START Given records

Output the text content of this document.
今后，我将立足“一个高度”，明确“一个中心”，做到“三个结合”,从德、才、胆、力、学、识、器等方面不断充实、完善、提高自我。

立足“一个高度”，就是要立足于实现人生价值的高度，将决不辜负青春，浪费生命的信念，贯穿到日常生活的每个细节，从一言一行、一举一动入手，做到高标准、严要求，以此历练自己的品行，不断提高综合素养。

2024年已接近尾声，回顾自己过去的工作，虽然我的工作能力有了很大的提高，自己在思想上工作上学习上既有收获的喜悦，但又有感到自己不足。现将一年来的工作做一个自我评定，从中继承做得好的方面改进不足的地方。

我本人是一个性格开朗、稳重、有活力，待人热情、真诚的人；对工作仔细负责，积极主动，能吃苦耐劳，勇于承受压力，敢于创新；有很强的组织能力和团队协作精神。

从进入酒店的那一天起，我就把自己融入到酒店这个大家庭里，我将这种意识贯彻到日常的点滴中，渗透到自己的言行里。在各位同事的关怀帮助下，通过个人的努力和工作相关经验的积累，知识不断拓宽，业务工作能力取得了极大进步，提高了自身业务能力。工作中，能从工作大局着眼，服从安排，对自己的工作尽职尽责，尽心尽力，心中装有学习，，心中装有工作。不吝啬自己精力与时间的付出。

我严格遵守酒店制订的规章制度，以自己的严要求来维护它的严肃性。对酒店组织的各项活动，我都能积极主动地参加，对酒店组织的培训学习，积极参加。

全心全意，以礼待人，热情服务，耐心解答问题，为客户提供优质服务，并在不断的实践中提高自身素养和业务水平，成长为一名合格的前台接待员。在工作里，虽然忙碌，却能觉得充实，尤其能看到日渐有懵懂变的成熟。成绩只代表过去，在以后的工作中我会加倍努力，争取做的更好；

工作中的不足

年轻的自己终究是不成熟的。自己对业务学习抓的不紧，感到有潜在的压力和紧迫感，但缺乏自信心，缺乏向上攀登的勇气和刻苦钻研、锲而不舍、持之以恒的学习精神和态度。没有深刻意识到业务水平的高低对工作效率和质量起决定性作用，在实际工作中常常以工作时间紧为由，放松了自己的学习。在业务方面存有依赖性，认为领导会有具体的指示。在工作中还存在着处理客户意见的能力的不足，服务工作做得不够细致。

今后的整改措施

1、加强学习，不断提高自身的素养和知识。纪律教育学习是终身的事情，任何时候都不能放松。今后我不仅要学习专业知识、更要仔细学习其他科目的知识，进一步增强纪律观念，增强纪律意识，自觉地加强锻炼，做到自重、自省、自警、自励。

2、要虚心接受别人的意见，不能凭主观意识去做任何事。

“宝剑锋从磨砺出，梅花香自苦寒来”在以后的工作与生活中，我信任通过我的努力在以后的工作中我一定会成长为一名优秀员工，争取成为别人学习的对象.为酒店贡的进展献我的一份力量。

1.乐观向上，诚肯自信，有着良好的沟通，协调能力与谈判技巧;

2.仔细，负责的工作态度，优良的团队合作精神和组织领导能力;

END Given records

### Required work
Tally up the lines in the records containing the word "一个高度", then give the count and nothing else.

### The result
2